- Tasks to carry out -
• A. In the car insurance article below, copy the part that opens with the words containing "Britain's market watchdog" and closes with "for whiplash injuries.", word for word.
• B. In the car insurance article below, what average fully comprehensive premium does MoneySuperMarket's quarterly data show?

The average premium for a comprehensive policy is now 783 pounds ($958.24), according to the latest index from price comparison site Confused.com, compiled by insurance advisory company Willis Towers Watson Plc.
Britain's market watchdog said last week car and home insurers could avoid mandatory pricing restrictions if they voluntarily stop penalising loyal customers.
Firms use complex pricing practices that allow them to raise prices for consumers that renew with them year-on-year, known as "price walking", the Financial Conduct Authority (FCA) said.
Prices in 2018 were also pushed down by changes in the Ogden rate used to calculate compensation for personal injuries and the Civil Liability Bill, which includes reforms likely to reduce claims for whiplash injuries.
Whiplash is a form of neck injury caused by a sudden jolt that snaps the head backwards but insurers argue that many claims in such cases are fraudulent.
Quarterly data by price comparison website MoneySuperMarket showed that an average fully comprehensive premium now stands at 459 pounds, 5% lower than last year.
"One reason why average premiums have continued to drop could be that environmental concerns are prompting people to make fewer car journeys," said Rachel Wait, consumer affairs spokesperson with MoneySuperMarket.

- Excerpted data -

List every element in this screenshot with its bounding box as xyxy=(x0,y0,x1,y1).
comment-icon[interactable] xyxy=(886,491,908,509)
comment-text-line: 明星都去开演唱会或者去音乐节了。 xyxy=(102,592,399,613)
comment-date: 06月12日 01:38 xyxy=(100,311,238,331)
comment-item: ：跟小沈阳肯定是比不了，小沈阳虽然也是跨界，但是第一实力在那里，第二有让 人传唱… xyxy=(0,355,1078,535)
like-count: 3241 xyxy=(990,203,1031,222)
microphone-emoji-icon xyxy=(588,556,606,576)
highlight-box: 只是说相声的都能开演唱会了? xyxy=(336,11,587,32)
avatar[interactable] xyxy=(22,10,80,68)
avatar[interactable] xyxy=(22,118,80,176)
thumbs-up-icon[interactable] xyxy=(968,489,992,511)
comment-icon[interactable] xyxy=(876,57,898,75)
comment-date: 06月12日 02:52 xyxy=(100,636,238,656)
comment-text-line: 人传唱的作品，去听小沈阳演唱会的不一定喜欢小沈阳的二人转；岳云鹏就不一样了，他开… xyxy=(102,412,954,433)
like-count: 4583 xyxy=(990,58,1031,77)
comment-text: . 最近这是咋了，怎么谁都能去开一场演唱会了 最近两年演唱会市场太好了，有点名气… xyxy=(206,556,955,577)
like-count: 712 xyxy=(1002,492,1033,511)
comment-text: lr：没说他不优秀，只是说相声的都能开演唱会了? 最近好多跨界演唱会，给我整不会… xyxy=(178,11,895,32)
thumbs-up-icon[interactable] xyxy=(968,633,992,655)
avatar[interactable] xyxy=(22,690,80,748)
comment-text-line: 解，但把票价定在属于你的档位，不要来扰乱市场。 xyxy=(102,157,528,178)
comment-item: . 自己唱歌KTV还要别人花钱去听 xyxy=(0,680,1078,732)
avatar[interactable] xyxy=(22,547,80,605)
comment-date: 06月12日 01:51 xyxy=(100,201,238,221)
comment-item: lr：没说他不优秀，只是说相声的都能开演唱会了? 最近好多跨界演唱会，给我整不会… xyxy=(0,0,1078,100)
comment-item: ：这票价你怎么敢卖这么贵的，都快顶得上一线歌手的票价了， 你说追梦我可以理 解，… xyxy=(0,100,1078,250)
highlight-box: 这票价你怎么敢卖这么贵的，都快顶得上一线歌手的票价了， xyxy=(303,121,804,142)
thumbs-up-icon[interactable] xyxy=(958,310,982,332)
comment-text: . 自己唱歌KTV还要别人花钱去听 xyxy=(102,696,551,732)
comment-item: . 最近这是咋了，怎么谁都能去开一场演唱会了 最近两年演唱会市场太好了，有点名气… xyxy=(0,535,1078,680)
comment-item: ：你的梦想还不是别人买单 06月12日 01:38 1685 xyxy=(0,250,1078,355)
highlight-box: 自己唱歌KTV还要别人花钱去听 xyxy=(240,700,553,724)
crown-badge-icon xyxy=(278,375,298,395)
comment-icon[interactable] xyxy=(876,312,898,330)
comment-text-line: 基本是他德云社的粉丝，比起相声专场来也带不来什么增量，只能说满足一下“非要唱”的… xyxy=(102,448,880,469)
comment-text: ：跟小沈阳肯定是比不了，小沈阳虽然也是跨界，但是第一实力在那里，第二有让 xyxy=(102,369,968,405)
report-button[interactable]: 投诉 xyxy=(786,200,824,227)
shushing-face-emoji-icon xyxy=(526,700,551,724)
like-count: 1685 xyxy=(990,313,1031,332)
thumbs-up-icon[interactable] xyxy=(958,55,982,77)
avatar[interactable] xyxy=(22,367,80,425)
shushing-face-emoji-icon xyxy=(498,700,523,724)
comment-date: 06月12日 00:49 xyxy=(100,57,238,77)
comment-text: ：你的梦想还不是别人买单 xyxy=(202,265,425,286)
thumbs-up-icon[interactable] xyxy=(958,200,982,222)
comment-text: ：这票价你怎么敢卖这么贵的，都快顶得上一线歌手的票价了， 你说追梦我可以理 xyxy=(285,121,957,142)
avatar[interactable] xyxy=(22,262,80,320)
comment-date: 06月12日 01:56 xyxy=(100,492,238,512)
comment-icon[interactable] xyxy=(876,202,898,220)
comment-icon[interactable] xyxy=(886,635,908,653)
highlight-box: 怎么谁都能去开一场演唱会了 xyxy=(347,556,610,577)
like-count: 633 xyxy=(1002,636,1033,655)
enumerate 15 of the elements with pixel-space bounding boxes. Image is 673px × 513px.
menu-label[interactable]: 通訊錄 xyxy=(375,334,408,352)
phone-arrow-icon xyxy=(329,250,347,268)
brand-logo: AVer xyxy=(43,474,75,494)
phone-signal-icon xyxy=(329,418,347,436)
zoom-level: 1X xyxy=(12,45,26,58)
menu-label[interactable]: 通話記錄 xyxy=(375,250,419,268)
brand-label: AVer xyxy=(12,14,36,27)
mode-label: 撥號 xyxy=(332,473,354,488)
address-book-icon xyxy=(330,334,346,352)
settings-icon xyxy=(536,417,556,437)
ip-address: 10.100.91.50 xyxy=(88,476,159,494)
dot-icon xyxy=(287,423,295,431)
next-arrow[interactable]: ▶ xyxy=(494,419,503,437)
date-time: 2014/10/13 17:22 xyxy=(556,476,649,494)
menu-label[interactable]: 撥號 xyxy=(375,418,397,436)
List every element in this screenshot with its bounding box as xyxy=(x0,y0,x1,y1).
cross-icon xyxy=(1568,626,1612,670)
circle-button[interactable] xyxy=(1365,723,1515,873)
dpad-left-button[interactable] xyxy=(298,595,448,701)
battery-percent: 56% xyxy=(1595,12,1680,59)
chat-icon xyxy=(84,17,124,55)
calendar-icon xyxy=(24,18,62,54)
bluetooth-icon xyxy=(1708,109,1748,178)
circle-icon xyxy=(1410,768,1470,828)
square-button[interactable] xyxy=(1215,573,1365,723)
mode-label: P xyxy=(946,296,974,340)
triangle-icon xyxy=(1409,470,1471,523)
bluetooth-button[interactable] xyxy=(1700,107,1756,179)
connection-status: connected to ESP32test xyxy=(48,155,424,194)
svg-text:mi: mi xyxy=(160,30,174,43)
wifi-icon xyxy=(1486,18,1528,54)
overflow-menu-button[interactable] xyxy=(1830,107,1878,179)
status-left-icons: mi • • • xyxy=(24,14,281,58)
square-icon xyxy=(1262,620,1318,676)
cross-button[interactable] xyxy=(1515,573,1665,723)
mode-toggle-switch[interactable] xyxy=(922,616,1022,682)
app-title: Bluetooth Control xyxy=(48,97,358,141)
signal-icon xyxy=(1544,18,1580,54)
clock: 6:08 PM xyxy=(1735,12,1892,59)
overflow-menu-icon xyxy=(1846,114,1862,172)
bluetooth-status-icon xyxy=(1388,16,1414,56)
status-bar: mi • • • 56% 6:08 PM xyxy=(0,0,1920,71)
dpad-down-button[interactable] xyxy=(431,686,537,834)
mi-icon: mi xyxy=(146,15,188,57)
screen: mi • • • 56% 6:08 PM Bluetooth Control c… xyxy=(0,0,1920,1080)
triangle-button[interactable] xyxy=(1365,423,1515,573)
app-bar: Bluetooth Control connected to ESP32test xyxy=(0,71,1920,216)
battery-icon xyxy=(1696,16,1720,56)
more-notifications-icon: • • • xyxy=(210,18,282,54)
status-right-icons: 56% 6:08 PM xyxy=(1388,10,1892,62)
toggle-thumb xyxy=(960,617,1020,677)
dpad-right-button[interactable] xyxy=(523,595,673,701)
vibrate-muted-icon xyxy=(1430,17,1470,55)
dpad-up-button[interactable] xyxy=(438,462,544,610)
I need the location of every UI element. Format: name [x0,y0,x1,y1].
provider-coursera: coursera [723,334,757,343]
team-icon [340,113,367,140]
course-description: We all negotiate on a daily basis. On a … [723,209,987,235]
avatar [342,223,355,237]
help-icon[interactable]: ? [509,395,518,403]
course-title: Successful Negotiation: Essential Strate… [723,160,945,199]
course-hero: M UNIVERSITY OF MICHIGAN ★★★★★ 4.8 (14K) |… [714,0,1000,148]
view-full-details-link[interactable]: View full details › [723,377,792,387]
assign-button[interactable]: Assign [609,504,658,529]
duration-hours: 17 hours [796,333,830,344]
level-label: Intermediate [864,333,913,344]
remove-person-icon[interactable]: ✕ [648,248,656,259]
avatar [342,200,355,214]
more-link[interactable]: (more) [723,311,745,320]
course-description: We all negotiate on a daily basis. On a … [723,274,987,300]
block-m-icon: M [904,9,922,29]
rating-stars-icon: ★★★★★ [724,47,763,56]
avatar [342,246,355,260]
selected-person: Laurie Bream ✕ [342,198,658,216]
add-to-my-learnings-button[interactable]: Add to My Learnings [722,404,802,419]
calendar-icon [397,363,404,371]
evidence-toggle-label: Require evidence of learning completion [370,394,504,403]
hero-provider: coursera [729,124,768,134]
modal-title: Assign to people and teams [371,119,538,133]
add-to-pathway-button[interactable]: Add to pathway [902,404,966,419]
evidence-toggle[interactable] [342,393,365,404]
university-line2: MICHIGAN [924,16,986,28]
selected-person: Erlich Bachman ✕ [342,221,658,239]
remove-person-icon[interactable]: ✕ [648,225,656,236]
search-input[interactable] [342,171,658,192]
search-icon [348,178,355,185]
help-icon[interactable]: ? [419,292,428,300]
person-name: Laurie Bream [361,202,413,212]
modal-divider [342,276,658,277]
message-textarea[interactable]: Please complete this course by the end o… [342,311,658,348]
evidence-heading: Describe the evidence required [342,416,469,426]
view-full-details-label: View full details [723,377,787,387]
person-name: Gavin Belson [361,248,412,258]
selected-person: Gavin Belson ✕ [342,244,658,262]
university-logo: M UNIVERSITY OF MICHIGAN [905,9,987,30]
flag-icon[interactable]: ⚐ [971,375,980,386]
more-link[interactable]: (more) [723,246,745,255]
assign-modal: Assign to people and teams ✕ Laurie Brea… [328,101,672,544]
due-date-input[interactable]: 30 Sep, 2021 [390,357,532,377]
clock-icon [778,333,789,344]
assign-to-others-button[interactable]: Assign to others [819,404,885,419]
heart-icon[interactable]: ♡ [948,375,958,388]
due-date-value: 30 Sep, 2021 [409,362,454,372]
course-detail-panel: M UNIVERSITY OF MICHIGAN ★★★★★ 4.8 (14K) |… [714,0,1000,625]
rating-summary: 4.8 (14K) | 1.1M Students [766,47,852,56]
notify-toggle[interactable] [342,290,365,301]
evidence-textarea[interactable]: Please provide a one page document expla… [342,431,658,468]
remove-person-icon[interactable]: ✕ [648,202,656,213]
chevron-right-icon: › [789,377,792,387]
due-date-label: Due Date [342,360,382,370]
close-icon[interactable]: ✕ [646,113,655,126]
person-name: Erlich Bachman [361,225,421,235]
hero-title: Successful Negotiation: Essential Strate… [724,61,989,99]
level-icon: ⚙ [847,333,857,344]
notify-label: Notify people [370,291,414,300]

- Solutions per task -
• A.
Britain's market watchdog said last week car and home insurers could avoid mandatory pricing restrictions if they voluntarily stop penalising loyal customers.
Firms use complex pricing practices that allow them to raise prices for consumers that renew with them year-on-year, known as "price walking", the Financial Conduct Authority (FCA) said.
Prices in 2018 were also pushed down by changes in the Ogden rate used to calculate compensation for personal injuries and the Civil Liability Bill, which includes reforms likely to reduce claims for whiplash injuries.

• B. 459 pounds, 5% lower than last year.